[start of THE DATA]
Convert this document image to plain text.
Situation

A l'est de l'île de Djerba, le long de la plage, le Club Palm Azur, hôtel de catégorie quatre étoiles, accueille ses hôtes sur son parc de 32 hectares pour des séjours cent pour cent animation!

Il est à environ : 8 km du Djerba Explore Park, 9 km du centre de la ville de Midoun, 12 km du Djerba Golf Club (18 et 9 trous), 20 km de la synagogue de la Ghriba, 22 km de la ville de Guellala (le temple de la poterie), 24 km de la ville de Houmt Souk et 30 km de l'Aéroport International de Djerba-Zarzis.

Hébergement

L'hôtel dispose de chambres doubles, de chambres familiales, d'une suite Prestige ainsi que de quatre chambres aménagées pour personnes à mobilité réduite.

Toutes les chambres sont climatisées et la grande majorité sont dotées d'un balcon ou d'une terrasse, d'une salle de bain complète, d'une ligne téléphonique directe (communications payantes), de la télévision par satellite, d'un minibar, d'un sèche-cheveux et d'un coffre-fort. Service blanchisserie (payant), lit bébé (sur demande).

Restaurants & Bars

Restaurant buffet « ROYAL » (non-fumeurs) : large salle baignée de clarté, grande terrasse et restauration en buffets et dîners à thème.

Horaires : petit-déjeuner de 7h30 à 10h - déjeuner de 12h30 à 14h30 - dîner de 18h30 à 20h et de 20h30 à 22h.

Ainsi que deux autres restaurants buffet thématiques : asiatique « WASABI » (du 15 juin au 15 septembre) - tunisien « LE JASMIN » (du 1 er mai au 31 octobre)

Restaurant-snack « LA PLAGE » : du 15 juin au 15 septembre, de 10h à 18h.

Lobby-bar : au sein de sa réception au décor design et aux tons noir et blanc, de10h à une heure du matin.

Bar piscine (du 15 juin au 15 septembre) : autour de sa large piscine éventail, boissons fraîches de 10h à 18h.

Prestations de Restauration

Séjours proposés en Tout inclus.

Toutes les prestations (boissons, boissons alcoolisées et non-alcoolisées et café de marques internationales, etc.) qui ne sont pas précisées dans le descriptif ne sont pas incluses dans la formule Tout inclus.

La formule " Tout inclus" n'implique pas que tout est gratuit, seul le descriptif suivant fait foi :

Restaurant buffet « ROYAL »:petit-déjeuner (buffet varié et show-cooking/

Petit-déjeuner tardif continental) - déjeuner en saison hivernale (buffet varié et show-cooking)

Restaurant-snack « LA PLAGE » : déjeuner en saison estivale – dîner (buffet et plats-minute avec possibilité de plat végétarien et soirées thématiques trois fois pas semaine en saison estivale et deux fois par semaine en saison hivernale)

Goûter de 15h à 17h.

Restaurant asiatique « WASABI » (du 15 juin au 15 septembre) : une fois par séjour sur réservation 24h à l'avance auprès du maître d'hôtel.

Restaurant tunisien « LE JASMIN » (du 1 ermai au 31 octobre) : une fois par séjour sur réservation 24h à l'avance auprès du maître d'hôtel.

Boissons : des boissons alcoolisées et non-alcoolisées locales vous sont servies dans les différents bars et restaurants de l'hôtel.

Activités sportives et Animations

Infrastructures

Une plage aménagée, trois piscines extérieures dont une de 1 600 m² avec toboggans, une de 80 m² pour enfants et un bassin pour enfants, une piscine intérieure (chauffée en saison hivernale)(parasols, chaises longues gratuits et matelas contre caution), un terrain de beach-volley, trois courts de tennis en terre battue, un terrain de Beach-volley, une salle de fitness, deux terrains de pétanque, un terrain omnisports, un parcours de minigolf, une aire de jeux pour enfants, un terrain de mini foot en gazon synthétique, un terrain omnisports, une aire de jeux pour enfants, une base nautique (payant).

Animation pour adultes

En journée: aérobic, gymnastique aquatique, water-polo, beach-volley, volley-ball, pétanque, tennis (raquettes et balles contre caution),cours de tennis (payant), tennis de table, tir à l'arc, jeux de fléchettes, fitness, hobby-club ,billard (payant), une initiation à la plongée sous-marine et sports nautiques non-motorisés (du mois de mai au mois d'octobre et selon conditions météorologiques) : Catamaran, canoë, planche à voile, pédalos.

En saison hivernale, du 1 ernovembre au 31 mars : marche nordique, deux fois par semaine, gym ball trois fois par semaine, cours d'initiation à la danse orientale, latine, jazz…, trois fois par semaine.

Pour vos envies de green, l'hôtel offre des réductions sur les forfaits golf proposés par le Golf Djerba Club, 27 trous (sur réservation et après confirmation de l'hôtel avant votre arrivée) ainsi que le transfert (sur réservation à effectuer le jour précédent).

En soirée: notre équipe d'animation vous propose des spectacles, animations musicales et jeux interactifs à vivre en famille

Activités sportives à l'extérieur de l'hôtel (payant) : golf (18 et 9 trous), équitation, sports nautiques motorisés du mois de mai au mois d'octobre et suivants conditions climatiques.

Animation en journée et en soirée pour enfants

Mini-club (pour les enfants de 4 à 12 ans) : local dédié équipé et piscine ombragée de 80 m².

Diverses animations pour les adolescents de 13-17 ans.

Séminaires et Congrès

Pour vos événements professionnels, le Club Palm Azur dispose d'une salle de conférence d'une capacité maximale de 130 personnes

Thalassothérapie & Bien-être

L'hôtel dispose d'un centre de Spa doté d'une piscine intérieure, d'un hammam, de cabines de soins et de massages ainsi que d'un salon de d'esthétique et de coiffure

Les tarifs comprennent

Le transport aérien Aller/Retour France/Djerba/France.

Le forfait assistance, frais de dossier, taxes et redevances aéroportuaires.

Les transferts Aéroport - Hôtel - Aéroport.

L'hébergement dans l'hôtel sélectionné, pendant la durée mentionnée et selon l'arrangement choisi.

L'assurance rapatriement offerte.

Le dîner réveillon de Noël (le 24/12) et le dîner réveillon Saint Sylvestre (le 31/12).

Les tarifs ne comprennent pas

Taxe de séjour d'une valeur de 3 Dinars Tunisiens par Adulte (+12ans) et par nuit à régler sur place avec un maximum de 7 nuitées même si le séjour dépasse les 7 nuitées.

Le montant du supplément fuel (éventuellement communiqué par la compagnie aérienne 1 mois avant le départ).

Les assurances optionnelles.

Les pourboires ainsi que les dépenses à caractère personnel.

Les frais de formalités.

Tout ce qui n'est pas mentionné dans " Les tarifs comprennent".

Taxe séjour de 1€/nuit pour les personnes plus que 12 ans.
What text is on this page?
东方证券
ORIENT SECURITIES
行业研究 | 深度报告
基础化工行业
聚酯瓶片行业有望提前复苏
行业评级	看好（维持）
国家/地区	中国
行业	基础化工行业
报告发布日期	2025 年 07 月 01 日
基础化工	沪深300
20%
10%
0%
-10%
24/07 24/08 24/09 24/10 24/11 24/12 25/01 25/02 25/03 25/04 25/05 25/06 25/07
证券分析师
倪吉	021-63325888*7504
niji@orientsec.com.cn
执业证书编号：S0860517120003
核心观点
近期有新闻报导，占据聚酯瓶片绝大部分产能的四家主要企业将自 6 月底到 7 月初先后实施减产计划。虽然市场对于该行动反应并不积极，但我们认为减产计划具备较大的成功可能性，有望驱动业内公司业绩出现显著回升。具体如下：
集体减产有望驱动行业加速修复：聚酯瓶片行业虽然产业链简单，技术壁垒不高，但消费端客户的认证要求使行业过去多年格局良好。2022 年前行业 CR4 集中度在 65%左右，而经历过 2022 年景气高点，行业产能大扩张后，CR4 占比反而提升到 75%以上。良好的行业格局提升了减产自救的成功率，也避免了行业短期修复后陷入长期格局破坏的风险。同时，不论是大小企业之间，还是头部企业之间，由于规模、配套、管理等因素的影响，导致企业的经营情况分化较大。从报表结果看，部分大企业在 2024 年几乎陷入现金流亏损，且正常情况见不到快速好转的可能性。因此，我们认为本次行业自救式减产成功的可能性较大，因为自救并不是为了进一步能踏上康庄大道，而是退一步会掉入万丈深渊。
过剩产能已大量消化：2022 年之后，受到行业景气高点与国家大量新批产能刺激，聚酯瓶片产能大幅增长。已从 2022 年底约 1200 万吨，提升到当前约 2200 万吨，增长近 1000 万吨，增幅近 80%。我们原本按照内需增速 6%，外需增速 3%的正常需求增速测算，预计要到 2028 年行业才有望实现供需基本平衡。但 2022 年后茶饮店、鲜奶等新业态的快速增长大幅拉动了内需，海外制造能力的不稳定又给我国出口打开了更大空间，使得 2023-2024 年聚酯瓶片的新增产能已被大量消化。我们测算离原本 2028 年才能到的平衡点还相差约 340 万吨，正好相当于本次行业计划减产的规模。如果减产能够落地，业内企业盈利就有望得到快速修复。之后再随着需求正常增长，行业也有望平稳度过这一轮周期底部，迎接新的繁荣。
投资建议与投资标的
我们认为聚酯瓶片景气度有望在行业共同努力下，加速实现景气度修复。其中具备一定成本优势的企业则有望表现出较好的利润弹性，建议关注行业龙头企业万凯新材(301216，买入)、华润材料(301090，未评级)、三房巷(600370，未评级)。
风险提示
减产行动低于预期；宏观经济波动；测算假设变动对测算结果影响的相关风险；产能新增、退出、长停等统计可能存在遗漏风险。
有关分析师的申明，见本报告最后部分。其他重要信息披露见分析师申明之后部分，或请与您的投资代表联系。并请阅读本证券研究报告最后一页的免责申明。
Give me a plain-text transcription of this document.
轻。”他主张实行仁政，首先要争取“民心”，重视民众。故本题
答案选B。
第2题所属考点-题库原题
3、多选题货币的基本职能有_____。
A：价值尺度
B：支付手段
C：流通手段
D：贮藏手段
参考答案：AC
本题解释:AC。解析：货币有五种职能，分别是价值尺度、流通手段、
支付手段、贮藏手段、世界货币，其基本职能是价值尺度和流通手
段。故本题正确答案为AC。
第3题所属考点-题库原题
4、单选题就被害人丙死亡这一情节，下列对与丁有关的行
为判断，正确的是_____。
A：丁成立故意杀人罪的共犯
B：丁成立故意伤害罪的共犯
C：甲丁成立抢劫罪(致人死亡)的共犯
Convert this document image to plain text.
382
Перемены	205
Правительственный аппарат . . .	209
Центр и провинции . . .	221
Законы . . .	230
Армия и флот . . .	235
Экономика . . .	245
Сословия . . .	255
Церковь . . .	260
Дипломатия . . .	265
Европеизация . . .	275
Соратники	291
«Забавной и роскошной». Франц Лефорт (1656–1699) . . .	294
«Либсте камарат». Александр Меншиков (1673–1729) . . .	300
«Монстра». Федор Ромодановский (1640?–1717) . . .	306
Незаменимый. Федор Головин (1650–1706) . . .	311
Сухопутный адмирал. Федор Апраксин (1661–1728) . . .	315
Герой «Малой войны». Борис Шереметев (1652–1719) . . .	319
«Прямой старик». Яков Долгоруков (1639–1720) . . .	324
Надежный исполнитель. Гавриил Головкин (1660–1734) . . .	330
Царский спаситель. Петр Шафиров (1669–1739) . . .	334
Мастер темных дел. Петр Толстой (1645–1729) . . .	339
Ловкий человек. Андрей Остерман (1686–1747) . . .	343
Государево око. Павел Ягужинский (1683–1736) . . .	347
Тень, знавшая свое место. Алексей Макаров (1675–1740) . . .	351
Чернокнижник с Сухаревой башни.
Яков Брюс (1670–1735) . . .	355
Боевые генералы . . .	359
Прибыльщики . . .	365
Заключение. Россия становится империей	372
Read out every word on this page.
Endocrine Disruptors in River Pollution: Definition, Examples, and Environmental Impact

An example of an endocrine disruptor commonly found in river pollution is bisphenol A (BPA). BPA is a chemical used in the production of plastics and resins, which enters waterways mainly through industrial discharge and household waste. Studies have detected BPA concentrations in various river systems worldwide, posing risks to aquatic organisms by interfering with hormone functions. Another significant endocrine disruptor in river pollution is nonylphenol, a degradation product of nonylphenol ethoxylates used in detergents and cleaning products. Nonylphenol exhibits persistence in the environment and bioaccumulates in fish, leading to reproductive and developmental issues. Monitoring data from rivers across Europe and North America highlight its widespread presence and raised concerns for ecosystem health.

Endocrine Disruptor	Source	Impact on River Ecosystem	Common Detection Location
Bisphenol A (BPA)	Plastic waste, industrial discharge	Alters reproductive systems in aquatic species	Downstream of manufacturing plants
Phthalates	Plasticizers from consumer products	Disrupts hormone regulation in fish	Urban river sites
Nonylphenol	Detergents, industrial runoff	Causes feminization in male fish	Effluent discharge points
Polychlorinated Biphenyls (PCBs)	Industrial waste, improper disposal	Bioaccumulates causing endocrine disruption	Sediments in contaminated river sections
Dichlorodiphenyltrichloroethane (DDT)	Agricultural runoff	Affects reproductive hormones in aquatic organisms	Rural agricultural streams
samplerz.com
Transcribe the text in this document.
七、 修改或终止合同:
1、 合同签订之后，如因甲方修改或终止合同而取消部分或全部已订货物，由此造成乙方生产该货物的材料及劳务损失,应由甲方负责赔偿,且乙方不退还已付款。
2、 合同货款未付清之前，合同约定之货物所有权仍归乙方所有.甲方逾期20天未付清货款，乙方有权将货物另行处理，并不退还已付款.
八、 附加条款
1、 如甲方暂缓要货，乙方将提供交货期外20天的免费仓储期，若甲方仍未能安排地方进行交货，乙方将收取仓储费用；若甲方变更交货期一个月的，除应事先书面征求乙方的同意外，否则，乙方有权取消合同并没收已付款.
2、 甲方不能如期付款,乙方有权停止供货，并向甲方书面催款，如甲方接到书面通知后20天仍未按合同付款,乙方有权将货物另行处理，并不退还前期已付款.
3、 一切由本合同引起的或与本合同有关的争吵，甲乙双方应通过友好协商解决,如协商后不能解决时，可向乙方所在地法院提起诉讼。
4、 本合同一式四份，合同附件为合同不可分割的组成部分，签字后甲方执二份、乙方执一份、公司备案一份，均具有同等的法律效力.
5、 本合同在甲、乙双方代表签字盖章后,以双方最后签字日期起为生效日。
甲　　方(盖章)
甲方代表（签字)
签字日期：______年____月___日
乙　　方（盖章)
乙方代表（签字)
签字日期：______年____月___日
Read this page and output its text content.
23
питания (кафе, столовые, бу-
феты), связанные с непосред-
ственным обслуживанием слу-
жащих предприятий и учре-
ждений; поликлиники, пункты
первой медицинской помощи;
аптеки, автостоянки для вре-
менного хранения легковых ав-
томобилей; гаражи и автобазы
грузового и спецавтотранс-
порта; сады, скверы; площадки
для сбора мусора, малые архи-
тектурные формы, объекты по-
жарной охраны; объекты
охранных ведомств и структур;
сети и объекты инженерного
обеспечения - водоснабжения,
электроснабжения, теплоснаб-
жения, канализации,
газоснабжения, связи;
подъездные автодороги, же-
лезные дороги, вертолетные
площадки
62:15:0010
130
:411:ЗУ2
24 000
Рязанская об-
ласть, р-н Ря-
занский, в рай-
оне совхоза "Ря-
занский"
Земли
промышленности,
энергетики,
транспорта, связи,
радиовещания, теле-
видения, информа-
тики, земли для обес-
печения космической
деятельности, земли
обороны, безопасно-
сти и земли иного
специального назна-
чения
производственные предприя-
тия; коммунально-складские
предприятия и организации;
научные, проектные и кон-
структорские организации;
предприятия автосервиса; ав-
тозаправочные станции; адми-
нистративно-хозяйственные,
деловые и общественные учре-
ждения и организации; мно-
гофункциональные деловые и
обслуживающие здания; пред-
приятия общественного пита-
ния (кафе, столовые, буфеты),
[end of THE DATA]
Starting at the line that contains "Transcribe the text in this document.", print every line through the end of the listing, word for word. Leave out all the rest.

Transcribe the text in this document.
七、 修改或终止合同:
1、 合同签订之后，如因甲方修改或终止合同而取消部分或全部已订货物，由此造成乙方生产该货物的材料及劳务损失,应由甲方负责赔偿,且乙方不退还已付款。
2、 合同货款未付清之前，合同约定之货物所有权仍归乙方所有.甲方逾期20天未付清货款，乙方有权将货物另行处理，并不退还已付款.
八、 附加条款
1、 如甲方暂缓要货，乙方将提供交货期外20天的免费仓储期，若甲方仍未能安排地方进行交货，乙方将收取仓储费用；若甲方变更交货期一个月的，除应事先书面征求乙方的同意外，否则，乙方有权取消合同并没收已付款.
2、 甲方不能如期付款,乙方有权停止供货，并向甲方书面催款，如甲方接到书面通知后20天仍未按合同付款,乙方有权将货物另行处理，并不退还前期已付款.
3、 一切由本合同引起的或与本合同有关的争吵，甲乙双方应通过友好协商解决,如协商后不能解决时，可向乙方所在地法院提起诉讼。
4、 本合同一式四份，合同附件为合同不可分割的组成部分，签字后甲方执二份、乙方执一份、公司备案一份，均具有同等的法律效力.
5、 本合同在甲、乙双方代表签字盖章后,以双方最后签字日期起为生效日。
甲　　方(盖章)
甲方代表（签字)
签字日期：______年____月___日
乙　　方（盖章)
乙方代表（签字)
签字日期：______年____月___日
Read this page and output its text content.
23
питания (кафе, столовые, бу-
феты), связанные с непосред-
ственным обслуживанием слу-
жащих предприятий и учре-
ждений; поликлиники, пункты
первой медицинской помощи;
аптеки, автостоянки для вре-
менного хранения легковых ав-
томобилей; гаражи и автобазы
грузового и спецавтотранс-
порта; сады, скверы; площадки
для сбора мусора, малые архи-
тектурные формы, объекты по-
жарной охраны; объекты
охранных ведомств и структур;
сети и объекты инженерного
обеспечения - водоснабжения,
электроснабжения, теплоснаб-
жения, канализации,
газоснабжения, связи;
подъездные автодороги, же-
лезные дороги, вертолетные
площадки
62:15:0010
130
:411:ЗУ2
24 000
Рязанская об-
ласть, р-н Ря-
занский, в рай-
оне совхоза "Ря-
занский"
Земли
промышленности,
энергетики,
транспорта, связи,
радиовещания, теле-
видения, информа-
тики, земли для обес-
печения космической
деятельности, земли
обороны, безопасно-
сти и земли иного
специального назна-
чения
производственные предприя-
тия; коммунально-складские
предприятия и организации;
научные, проектные и кон-
структорские организации;
предприятия автосервиса; ав-
тозаправочные станции; адми-
нистративно-хозяйственные,
деловые и общественные учре-
ждения и организации; мно-
гофункциональные деловые и
обслуживающие здания; пред-
приятия общественного пита-
ния (кафе, столовые, буфеты),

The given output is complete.